# Start of PROVIDED DATA
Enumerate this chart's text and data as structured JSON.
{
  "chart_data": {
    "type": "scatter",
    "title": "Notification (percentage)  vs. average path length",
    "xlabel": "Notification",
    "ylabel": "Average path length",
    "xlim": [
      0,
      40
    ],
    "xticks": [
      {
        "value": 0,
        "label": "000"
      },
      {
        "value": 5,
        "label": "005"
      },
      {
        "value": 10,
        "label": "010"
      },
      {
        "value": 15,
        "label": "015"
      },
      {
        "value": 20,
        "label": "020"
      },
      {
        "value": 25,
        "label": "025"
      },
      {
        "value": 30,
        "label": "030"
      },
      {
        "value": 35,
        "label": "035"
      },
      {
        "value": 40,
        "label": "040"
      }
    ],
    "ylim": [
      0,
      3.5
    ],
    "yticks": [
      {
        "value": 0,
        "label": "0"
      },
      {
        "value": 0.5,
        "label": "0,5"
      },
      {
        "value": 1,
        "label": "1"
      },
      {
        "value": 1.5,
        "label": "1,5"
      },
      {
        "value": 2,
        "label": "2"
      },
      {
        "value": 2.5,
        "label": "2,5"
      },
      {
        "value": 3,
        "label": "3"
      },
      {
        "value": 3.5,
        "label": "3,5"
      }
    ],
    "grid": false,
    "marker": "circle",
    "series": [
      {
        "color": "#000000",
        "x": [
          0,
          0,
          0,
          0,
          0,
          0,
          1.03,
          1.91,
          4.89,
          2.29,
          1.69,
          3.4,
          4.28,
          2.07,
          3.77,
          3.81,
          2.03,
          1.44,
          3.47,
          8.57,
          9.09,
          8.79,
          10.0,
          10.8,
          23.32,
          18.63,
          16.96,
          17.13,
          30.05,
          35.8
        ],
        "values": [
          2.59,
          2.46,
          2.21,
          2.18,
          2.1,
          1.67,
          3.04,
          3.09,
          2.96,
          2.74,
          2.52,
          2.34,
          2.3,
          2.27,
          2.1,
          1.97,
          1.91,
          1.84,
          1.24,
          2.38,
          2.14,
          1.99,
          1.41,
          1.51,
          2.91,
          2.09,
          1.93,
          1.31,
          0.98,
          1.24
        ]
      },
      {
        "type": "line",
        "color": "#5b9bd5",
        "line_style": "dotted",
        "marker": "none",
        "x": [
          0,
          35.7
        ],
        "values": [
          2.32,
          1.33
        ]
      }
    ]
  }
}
# End of PROVIDED DATA
- **PROBLEM TO WORK ON**
Write the material out again word for word.

- **RESULT OF THE TASK**
Enumerate this chart's text and data as structured JSON.
{
  "chart_data": {
    "type": "scatter",
    "title": "Notification (percentage)  vs. average path length",
    "xlabel": "Notification",
    "ylabel": "Average path length",
    "xlim": [
      0,
      40
    ],
    "xticks": [
      {
        "value": 0,
        "label": "000"
      },
      {
        "value": 5,
        "label": "005"
      },
      {
        "value": 10,
        "label": "010"
      },
      {
        "value": 15,
        "label": "015"
      },
      {
        "value": 20,
        "label": "020"
      },
      {
        "value": 25,
        "label": "025"
      },
      {
        "value": 30,
        "label": "030"
      },
      {
        "value": 35,
        "label": "035"
      },
      {
        "value": 40,
        "label": "040"
      }
    ],
    "ylim": [
      0,
      3.5
    ],
    "yticks": [
      {
        "value": 0,
        "label": "0"
      },
      {
        "value": 0.5,
        "label": "0,5"
      },
      {
        "value": 1,
        "label": "1"
      },
      {
        "value": 1.5,
        "label": "1,5"
      },
      {
        "value": 2,
        "label": "2"
      },
      {
        "value": 2.5,
        "label": "2,5"
      },
      {
        "value": 3,
        "label": "3"
      },
      {
        "value": 3.5,
        "label": "3,5"
      }
    ],
    "grid": false,
    "marker": "circle",
    "series": [
      {
        "color": "#000000",
        "x": [
          0,
          0,
          0,
          0,
          0,
          0,
          1.03,
          1.91,
          4.89,
          2.29,
          1.69,
          3.4,
          4.28,
          2.07,
          3.77,
          3.81,
          2.03,
          1.44,
          3.47,
          8.57,
          9.09,
          8.79,
          10.0,
          10.8,
          23.32,
          18.63,
          16.96,
          17.13,
          30.05,
          35.8
        ],
        "values": [
          2.59,
          2.46,
          2.21,
          2.18,
          2.1,
          1.67,
          3.04,
          3.09,
          2.96,
          2.74,
          2.52,
          2.34,
          2.3,
          2.27,
          2.1,
          1.97,
          1.91,
          1.84,
          1.24,
          2.38,
          2.14,
          1.99,
          1.41,
          1.51,
          2.91,
          2.09,
          1.93,
          1.31,
          0.98,
          1.24
        ]
      },
      {
        "type": "line",
        "color": "#5b9bd5",
        "line_style": "dotted",
        "marker": "none",
        "x": [
          0,
          35.7
        ],
        "values": [
          2.32,
          1.33
        ]
      }
    ]
  }
}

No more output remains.